- SET PROBLEM
Return the records that follow, matching each one exactly.

════════════════════

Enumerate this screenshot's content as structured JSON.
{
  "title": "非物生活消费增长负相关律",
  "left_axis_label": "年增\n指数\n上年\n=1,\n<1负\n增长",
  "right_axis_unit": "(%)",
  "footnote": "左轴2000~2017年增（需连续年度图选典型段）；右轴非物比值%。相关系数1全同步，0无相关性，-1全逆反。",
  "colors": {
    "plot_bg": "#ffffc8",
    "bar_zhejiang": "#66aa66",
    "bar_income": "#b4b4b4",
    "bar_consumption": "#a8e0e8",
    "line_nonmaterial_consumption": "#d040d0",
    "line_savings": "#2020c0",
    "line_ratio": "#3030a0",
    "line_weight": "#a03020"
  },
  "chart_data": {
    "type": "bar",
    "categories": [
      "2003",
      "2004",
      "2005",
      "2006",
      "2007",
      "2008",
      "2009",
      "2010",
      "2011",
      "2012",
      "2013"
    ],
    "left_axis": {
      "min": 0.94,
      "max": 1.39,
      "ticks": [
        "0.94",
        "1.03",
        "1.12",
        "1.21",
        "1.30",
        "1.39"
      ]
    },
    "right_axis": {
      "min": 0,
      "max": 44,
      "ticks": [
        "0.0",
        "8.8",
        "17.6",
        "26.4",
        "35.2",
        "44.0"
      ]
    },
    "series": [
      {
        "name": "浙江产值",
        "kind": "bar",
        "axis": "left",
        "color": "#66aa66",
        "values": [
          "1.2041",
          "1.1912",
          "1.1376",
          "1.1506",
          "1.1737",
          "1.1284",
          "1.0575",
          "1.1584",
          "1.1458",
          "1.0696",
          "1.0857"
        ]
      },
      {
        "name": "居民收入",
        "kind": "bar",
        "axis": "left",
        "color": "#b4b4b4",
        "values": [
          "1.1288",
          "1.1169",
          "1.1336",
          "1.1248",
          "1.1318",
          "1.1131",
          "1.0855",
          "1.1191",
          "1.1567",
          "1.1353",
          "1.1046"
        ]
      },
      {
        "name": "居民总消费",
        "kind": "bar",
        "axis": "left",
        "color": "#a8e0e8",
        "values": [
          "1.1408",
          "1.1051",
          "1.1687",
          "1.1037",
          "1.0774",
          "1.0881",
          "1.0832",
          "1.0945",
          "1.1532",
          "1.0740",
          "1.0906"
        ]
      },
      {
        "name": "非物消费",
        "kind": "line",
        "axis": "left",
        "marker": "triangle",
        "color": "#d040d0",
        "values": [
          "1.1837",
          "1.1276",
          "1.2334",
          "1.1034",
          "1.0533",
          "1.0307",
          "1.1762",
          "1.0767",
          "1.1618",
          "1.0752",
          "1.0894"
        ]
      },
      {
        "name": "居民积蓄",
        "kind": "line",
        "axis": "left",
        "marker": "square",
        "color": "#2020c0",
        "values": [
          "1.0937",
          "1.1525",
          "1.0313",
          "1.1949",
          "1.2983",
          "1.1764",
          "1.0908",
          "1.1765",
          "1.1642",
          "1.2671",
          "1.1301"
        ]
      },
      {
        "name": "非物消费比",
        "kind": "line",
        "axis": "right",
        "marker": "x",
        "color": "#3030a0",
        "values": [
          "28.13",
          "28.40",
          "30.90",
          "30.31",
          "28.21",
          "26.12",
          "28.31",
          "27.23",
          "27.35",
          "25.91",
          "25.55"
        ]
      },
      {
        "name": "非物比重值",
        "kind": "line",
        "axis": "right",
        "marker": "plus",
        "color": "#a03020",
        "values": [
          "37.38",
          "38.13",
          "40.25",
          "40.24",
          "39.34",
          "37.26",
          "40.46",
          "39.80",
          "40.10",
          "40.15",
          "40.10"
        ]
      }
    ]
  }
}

════════════════════

- FULL ANSWER
Enumerate this screenshot's content as structured JSON.
{
  "title": "非物生活消费增长负相关律",
  "left_axis_label": "年增\n指数\n上年\n=1,\n<1负\n增长",
  "right_axis_unit": "(%)",
  "footnote": "左轴2000~2017年增（需连续年度图选典型段）；右轴非物比值%。相关系数1全同步，0无相关性，-1全逆反。",
  "colors": {
    "plot_bg": "#ffffc8",
    "bar_zhejiang": "#66aa66",
    "bar_income": "#b4b4b4",
    "bar_consumption": "#a8e0e8",
    "line_nonmaterial_consumption": "#d040d0",
    "line_savings": "#2020c0",
    "line_ratio": "#3030a0",
    "line_weight": "#a03020"
  },
  "chart_data": {
    "type": "bar",
    "categories": [
      "2003",
      "2004",
      "2005",
      "2006",
      "2007",
      "2008",
      "2009",
      "2010",
      "2011",
      "2012",
      "2013"
    ],
    "left_axis": {
      "min": 0.94,
      "max": 1.39,
      "ticks": [
        "0.94",
        "1.03",
        "1.12",
        "1.21",
        "1.30",
        "1.39"
      ]
    },
    "right_axis": {
      "min": 0,
      "max": 44,
      "ticks": [
        "0.0",
        "8.8",
        "17.6",
        "26.4",
        "35.2",
        "44.0"
      ]
    },
    "series": [
      {
        "name": "浙江产值",
        "kind": "bar",
        "axis": "left",
        "color": "#66aa66",
        "values": [
          "1.2041",
          "1.1912",
          "1.1376",
          "1.1506",
          "1.1737",
          "1.1284",
          "1.0575",
          "1.1584",
          "1.1458",
          "1.0696",
          "1.0857"
        ]
      },
      {
        "name": "居民收入",
        "kind": "bar",
        "axis": "left",
        "color": "#b4b4b4",
        "values": [
          "1.1288",
          "1.1169",
          "1.1336",
          "1.1248",
          "1.1318",
          "1.1131",
          "1.0855",
          "1.1191",
          "1.1567",
          "1.1353",
          "1.1046"
        ]
      },
      {
        "name": "居民总消费",
        "kind": "bar",
        "axis": "left",
        "color": "#a8e0e8",
        "values": [
          "1.1408",
          "1.1051",
          "1.1687",
          "1.1037",
          "1.0774",
          "1.0881",
          "1.0832",
          "1.0945",
          "1.1532",
          "1.0740",
          "1.0906"
        ]
      },
      {
        "name": "非物消费",
        "kind": "line",
        "axis": "left",
        "marker": "triangle",
        "color": "#d040d0",
        "values": [
          "1.1837",
          "1.1276",
          "1.2334",
          "1.1034",
          "1.0533",
          "1.0307",
          "1.1762",
          "1.0767",
          "1.1618",
          "1.0752",
          "1.0894"
        ]
      },
      {
        "name": "居民积蓄",
        "kind": "line",
        "axis": "left",
        "marker": "square",
        "color": "#2020c0",
        "values": [
          "1.0937",
          "1.1525",
          "1.0313",
          "1.1949",
          "1.2983",
          "1.1764",
          "1.0908",
          "1.1765",
          "1.1642",
          "1.2671",
          "1.1301"
        ]
      },
      {
        "name": "非物消费比",
        "kind": "line",
        "axis": "right",
        "marker": "x",
        "color": "#3030a0",
        "values": [
          "28.13",
          "28.40",
          "30.90",
          "30.31",
          "28.21",
          "26.12",
          "28.31",
          "27.23",
          "27.35",
          "25.91",
          "25.55"
        ]
      },
      {
        "name": "非物比重值",
        "kind": "line",
        "axis": "right",
        "marker": "plus",
        "color": "#a03020",
        "values": [
          "37.38",
          "38.13",
          "40.25",
          "40.24",
          "39.34",
          "37.26",
          "40.46",
          "39.80",
          "40.10",
          "40.15",
          "40.10"
        ]
      }
    ]
  }
}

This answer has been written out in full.